### DO THIS
Word for word, transcribe the lines below and drop the pictures.

Stored data entries
■ ■ ■ ■
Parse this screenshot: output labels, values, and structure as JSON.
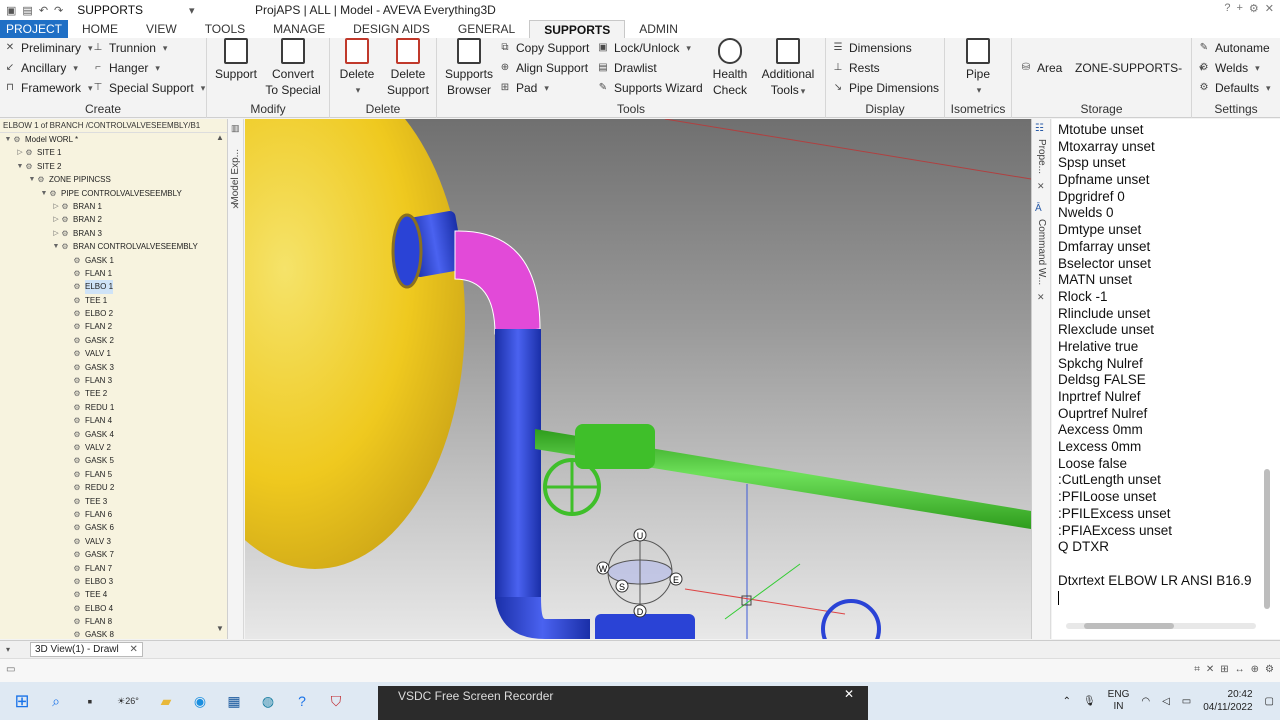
{
  "titlebar": {
    "qat_label": "SUPPORTS",
    "title": "ProjAPS | ALL | Model - AVEVA Everything3D"
  },
  "tabs": [
    {
      "label": "PROJECT"
    },
    {
      "label": "HOME"
    },
    {
      "label": "VIEW"
    },
    {
      "label": "TOOLS"
    },
    {
      "label": "MANAGE"
    },
    {
      "label": "DESIGN AIDS"
    },
    {
      "label": "GENERAL"
    },
    {
      "label": "SUPPORTS"
    },
    {
      "label": "ADMIN"
    }
  ],
  "ribbon": {
    "create": {
      "label": "Create",
      "preliminary": "Preliminary",
      "trunnion": "Trunnion",
      "ancillary": "Ancillary",
      "hanger": "Hanger",
      "framework": "Framework",
      "special_support": "Special Support"
    },
    "modify": {
      "label": "Modify",
      "support": "Support",
      "convert": "Convert",
      "convert2": "To Special"
    },
    "delete": {
      "label": "Delete",
      "delete": "Delete",
      "delete_support": "Delete",
      "delete_support2": "Support"
    },
    "tools": {
      "label": "Tools",
      "supports_browser": "Supports",
      "supports_browser2": "Browser",
      "copy_support": "Copy Support",
      "align_support": "Align Support",
      "pad": "Pad",
      "lock_unlock": "Lock/Unlock",
      "drawlist": "Drawlist",
      "supports_wizard": "Supports Wizard",
      "health_check": "Health",
      "health_check2": "Check",
      "additional_tools": "Additional",
      "additional_tools2": "Tools"
    },
    "display": {
      "label": "Display",
      "dimensions": "Dimensions",
      "rests": "Rests",
      "pipe_dimensions": "Pipe Dimensions"
    },
    "isometrics": {
      "label": "Isometrics",
      "pipe": "Pipe"
    },
    "storage": {
      "label": "Storage",
      "area": "Area",
      "zone": "ZONE-SUPPORTS-"
    },
    "settings": {
      "label": "Settings",
      "autoname": "Autoname",
      "welds": "Welds",
      "defaults": "Defaults"
    }
  },
  "tree": {
    "path": "ELBOW 1 of BRANCH /CONTROLVALVESEEMBLY/B1",
    "rows": [
      {
        "label": "Model WORL *",
        "indent": 0,
        "twisty": "▼"
      },
      {
        "label": "SITE 1",
        "indent": 1,
        "twisty": "▷"
      },
      {
        "label": "SITE 2",
        "indent": 1,
        "twisty": "▼"
      },
      {
        "label": "ZONE PIPINCSS",
        "indent": 2,
        "twisty": "▼"
      },
      {
        "label": "PIPE CONTROLVALVESEEMBLY",
        "indent": 3,
        "twisty": "▼"
      },
      {
        "label": "BRAN 1",
        "indent": 4,
        "twisty": "▷"
      },
      {
        "label": "BRAN 2",
        "indent": 4,
        "twisty": "▷"
      },
      {
        "label": "BRAN 3",
        "indent": 4,
        "twisty": "▷"
      },
      {
        "label": "BRAN CONTROLVALVESEEMBLY",
        "indent": 4,
        "twisty": "▼"
      },
      {
        "label": "GASK 1",
        "indent": 5,
        "twisty": ""
      },
      {
        "label": "FLAN 1",
        "indent": 5,
        "twisty": ""
      },
      {
        "label": "ELBO 1",
        "indent": 5,
        "twisty": "",
        "selected": true
      },
      {
        "label": "TEE 1",
        "indent": 5,
        "twisty": ""
      },
      {
        "label": "ELBO 2",
        "indent": 5,
        "twisty": ""
      },
      {
        "label": "FLAN 2",
        "indent": 5,
        "twisty": ""
      },
      {
        "label": "GASK 2",
        "indent": 5,
        "twisty": ""
      },
      {
        "label": "VALV 1",
        "indent": 5,
        "twisty": ""
      },
      {
        "label": "GASK 3",
        "indent": 5,
        "twisty": ""
      },
      {
        "label": "FLAN 3",
        "indent": 5,
        "twisty": ""
      },
      {
        "label": "TEE 2",
        "indent": 5,
        "twisty": ""
      },
      {
        "label": "REDU 1",
        "indent": 5,
        "twisty": ""
      },
      {
        "label": "FLAN 4",
        "indent": 5,
        "twisty": ""
      },
      {
        "label": "GASK 4",
        "indent": 5,
        "twisty": ""
      },
      {
        "label": "VALV 2",
        "indent": 5,
        "twisty": ""
      },
      {
        "label": "GASK 5",
        "indent": 5,
        "twisty": ""
      },
      {
        "label": "FLAN 5",
        "indent": 5,
        "twisty": ""
      },
      {
        "label": "REDU 2",
        "indent": 5,
        "twisty": ""
      },
      {
        "label": "TEE 3",
        "indent": 5,
        "twisty": ""
      },
      {
        "label": "FLAN 6",
        "indent": 5,
        "twisty": ""
      },
      {
        "label": "GASK 6",
        "indent": 5,
        "twisty": ""
      },
      {
        "label": "VALV 3",
        "indent": 5,
        "twisty": ""
      },
      {
        "label": "GASK 7",
        "indent": 5,
        "twisty": ""
      },
      {
        "label": "FLAN 7",
        "indent": 5,
        "twisty": ""
      },
      {
        "label": "ELBO 3",
        "indent": 5,
        "twisty": ""
      },
      {
        "label": "TEE 4",
        "indent": 5,
        "twisty": ""
      },
      {
        "label": "ELBO 4",
        "indent": 5,
        "twisty": ""
      },
      {
        "label": "FLAN 8",
        "indent": 5,
        "twisty": ""
      },
      {
        "label": "GASK 8",
        "indent": 5,
        "twisty": ""
      }
    ]
  },
  "side_tabs": {
    "model_explorer": "Model Exp...",
    "properties": "Prope...",
    "command_window": "Command W..."
  },
  "command_output": [
    "Mtotube unset",
    "Mtoxarray unset",
    "Spsp unset",
    "Dpfname unset",
    "Dpgridref 0",
    "Nwelds 0",
    "Dmtype unset",
    "Dmfarray unset",
    "Bselector unset",
    "MATN unset",
    "Rlock -1",
    "Rlinclude unset",
    "Rlexclude unset",
    "Hrelative true",
    "Spkchg Nulref",
    "Deldsg FALSE",
    "Inprtref Nulref",
    "Ouprtref Nulref",
    "Aexcess 0mm",
    "Lexcess 0mm",
    "Loose false",
    ":CutLength unset",
    ":PFILoose unset",
    ":PFILExcess unset",
    ":PFIAExcess unset",
    "Q DTXR",
    "",
    "Dtxrtext ELBOW LR ANSI B16.9"
  ],
  "view_tab": {
    "label": "3D View(1) - Drawl"
  },
  "gizmo": {
    "u": "U",
    "w": "W",
    "s": "S",
    "e": "E",
    "d": "D"
  },
  "taskbar": {
    "recorder_title": "VSDC Free Screen Recorder",
    "weather": "26°",
    "lang1": "ENG",
    "lang2": "IN",
    "time": "20:42",
    "date": "04/11/2022"
  },
  "colors": {
    "accent": "#1f6fc5",
    "vessel": "#f2d02a",
    "pipe_blue": "#2a43d6",
    "elbow_magenta": "#e24ad8",
    "pipe_green": "#3fbf2a"
  }
}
■ ■ ■ ■
### RESPONSE TO THE TASK
Parse this screenshot: output labels, values, and structure as JSON.
{
  "titlebar": {
    "qat_label": "SUPPORTS",
    "title": "ProjAPS | ALL | Model - AVEVA Everything3D"
  },
  "tabs": [
    {
      "label": "PROJECT"
    },
    {
      "label": "HOME"
    },
    {
      "label": "VIEW"
    },
    {
      "label": "TOOLS"
    },
    {
      "label": "MANAGE"
    },
    {
      "label": "DESIGN AIDS"
    },
    {
      "label": "GENERAL"
    },
    {
      "label": "SUPPORTS"
    },
    {
      "label": "ADMIN"
    }
  ],
  "ribbon": {
    "create": {
      "label": "Create",
      "preliminary": "Preliminary",
      "trunnion": "Trunnion",
      "ancillary": "Ancillary",
      "hanger": "Hanger",
      "framework": "Framework",
      "special_support": "Special Support"
    },
    "modify": {
      "label": "Modify",
      "support": "Support",
      "convert": "Convert",
      "convert2": "To Special"
    },
    "delete": {
      "label": "Delete",
      "delete": "Delete",
      "delete_support": "Delete",
      "delete_support2": "Support"
    },
    "tools": {
      "label": "Tools",
      "supports_browser": "Supports",
      "supports_browser2": "Browser",
      "copy_support": "Copy Support",
      "align_support": "Align Support",
      "pad": "Pad",
      "lock_unlock": "Lock/Unlock",
      "drawlist": "Drawlist",
      "supports_wizard": "Supports Wizard",
      "health_check": "Health",
      "health_check2": "Check",
      "additional_tools": "Additional",
      "additional_tools2": "Tools"
    },
    "display": {
      "label": "Display",
      "dimensions": "Dimensions",
      "rests": "Rests",
      "pipe_dimensions": "Pipe Dimensions"
    },
    "isometrics": {
      "label": "Isometrics",
      "pipe": "Pipe"
    },
    "storage": {
      "label": "Storage",
      "area": "Area",
      "zone": "ZONE-SUPPORTS-"
    },
    "settings": {
      "label": "Settings",
      "autoname": "Autoname",
      "welds": "Welds",
      "defaults": "Defaults"
    }
  },
  "tree": {
    "path": "ELBOW 1 of BRANCH /CONTROLVALVESEEMBLY/B1",
    "rows": [
      {
        "label": "Model WORL *",
        "indent": 0,
        "twisty": "▼"
      },
      {
        "label": "SITE 1",
        "indent": 1,
        "twisty": "▷"
      },
      {
        "label": "SITE 2",
        "indent": 1,
        "twisty": "▼"
      },
      {
        "label": "ZONE PIPINCSS",
        "indent": 2,
        "twisty": "▼"
      },
      {
        "label": "PIPE CONTROLVALVESEEMBLY",
        "indent": 3,
        "twisty": "▼"
      },
      {
        "label": "BRAN 1",
        "indent": 4,
        "twisty": "▷"
      },
      {
        "label": "BRAN 2",
        "indent": 4,
        "twisty": "▷"
      },
      {
        "label": "BRAN 3",
        "indent": 4,
        "twisty": "▷"
      },
      {
        "label": "BRAN CONTROLVALVESEEMBLY",
        "indent": 4,
        "twisty": "▼"
      },
      {
        "label": "GASK 1",
        "indent": 5,
        "twisty": ""
      },
      {
        "label": "FLAN 1",
        "indent": 5,
        "twisty": ""
      },
      {
        "label": "ELBO 1",
        "indent": 5,
        "twisty": "",
        "selected": true
      },
      {
        "label": "TEE 1",
        "indent": 5,
        "twisty": ""
      },
      {
        "label": "ELBO 2",
        "indent": 5,
        "twisty": ""
      },
      {
        "label": "FLAN 2",
        "indent": 5,
        "twisty": ""
      },
      {
        "label": "GASK 2",
        "indent": 5,
        "twisty": ""
      },
      {
        "label": "VALV 1",
        "indent": 5,
        "twisty": ""
      },
      {
        "label": "GASK 3",
        "indent": 5,
        "twisty": ""
      },
      {
        "label": "FLAN 3",
        "indent": 5,
        "twisty": ""
      },
      {
        "label": "TEE 2",
        "indent": 5,
        "twisty": ""
      },
      {
        "label": "REDU 1",
        "indent": 5,
        "twisty": ""
      },
      {
        "label": "FLAN 4",
        "indent": 5,
        "twisty": ""
      },
      {
        "label": "GASK 4",
        "indent": 5,
        "twisty": ""
      },
      {
        "label": "VALV 2",
        "indent": 5,
        "twisty": ""
      },
      {
        "label": "GASK 5",
        "indent": 5,
        "twisty": ""
      },
      {
        "label": "FLAN 5",
        "indent": 5,
        "twisty": ""
      },
      {
        "label": "REDU 2",
        "indent": 5,
        "twisty": ""
      },
      {
        "label": "TEE 3",
        "indent": 5,
        "twisty": ""
      },
      {
        "label": "FLAN 6",
        "indent": 5,
        "twisty": ""
      },
      {
        "label": "GASK 6",
        "indent": 5,
        "twisty": ""
      },
      {
        "label": "VALV 3",
        "indent": 5,
        "twisty": ""
      },
      {
        "label": "GASK 7",
        "indent": 5,
        "twisty": ""
      },
      {
        "label": "FLAN 7",
        "indent": 5,
        "twisty": ""
      },
      {
        "label": "ELBO 3",
        "indent": 5,
        "twisty": ""
      },
      {
        "label": "TEE 4",
        "indent": 5,
        "twisty": ""
      },
      {
        "label": "ELBO 4",
        "indent": 5,
        "twisty": ""
      },
      {
        "label": "FLAN 8",
        "indent": 5,
        "twisty": ""
      },
      {
        "label": "GASK 8",
        "indent": 5,
        "twisty": ""
      }
    ]
  },
  "side_tabs": {
    "model_explorer": "Model Exp...",
    "properties": "Prope...",
    "command_window": "Command W..."
  },
  "command_output": [
    "Mtotube unset",
    "Mtoxarray unset",
    "Spsp unset",
    "Dpfname unset",
    "Dpgridref 0",
    "Nwelds 0",
    "Dmtype unset",
    "Dmfarray unset",
    "Bselector unset",
    "MATN unset",
    "Rlock -1",
    "Rlinclude unset",
    "Rlexclude unset",
    "Hrelative true",
    "Spkchg Nulref",
    "Deldsg FALSE",
    "Inprtref Nulref",
    "Ouprtref Nulref",
    "Aexcess 0mm",
    "Lexcess 0mm",
    "Loose false",
    ":CutLength unset",
    ":PFILoose unset",
    ":PFILExcess unset",
    ":PFIAExcess unset",
    "Q DTXR",
    "",
    "Dtxrtext ELBOW LR ANSI B16.9"
  ],
  "view_tab": {
    "label": "3D View(1) - Drawl"
  },
  "gizmo": {
    "u": "U",
    "w": "W",
    "s": "S",
    "e": "E",
    "d": "D"
  },
  "taskbar": {
    "recorder_title": "VSDC Free Screen Recorder",
    "weather": "26°",
    "lang1": "ENG",
    "lang2": "IN",
    "time": "20:42",
    "date": "04/11/2022"
  },
  "colors": {
    "accent": "#1f6fc5",
    "vessel": "#f2d02a",
    "pipe_blue": "#2a43d6",
    "elbow_magenta": "#e24ad8",
    "pipe_green": "#3fbf2a"
  }
}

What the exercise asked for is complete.